◆ What needs to be done: Answer with a single number: the count of lines that include the string "sikt".

◆ Saved data entries:
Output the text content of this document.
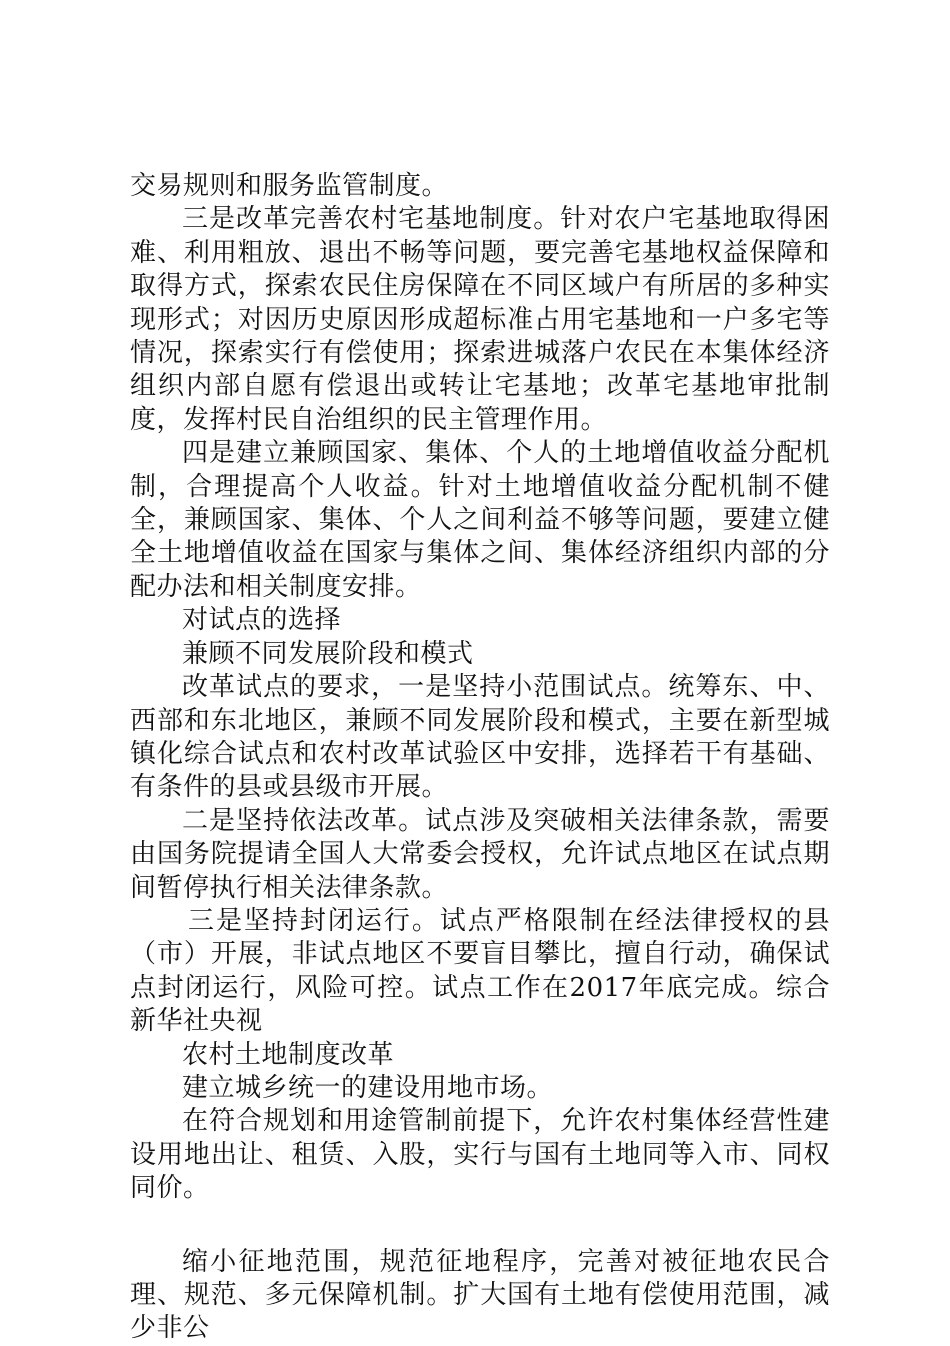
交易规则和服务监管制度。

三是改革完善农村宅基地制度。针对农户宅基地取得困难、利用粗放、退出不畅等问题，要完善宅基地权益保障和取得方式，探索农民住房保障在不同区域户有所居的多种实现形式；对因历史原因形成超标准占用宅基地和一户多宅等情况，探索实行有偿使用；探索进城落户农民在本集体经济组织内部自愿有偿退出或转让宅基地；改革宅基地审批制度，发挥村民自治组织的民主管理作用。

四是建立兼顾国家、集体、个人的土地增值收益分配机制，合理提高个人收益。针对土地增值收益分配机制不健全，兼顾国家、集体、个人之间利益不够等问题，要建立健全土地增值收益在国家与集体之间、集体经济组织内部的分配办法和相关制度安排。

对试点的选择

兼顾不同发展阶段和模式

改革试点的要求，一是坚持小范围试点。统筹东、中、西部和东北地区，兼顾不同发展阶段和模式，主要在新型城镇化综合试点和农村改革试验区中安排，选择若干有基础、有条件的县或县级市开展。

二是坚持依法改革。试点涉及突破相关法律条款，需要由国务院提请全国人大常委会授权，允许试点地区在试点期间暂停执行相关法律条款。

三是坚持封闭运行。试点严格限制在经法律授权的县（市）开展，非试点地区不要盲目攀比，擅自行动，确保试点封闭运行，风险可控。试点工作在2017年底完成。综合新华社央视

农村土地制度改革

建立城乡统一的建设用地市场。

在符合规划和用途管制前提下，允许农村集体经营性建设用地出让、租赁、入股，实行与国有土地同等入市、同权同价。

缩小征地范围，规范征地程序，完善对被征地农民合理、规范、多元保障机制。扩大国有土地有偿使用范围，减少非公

...

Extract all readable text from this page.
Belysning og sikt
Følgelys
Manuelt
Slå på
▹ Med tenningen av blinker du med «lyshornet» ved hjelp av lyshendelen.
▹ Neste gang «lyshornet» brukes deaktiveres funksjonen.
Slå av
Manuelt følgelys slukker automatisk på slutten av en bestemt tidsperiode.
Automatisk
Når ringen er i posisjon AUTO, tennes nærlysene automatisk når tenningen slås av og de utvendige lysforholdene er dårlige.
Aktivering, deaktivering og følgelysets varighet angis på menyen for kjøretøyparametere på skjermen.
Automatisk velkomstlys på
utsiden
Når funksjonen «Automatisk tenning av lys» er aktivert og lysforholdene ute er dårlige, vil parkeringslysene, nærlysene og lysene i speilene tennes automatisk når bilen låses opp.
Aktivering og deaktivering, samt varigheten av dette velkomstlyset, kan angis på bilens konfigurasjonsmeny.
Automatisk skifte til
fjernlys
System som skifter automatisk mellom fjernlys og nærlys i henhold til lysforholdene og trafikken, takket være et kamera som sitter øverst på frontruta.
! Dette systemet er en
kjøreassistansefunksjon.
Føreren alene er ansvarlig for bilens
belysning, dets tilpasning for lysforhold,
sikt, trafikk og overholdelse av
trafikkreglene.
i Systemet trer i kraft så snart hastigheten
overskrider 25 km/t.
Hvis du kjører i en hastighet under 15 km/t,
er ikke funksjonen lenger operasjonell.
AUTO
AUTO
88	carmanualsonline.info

◆ Answer for this exercise: 2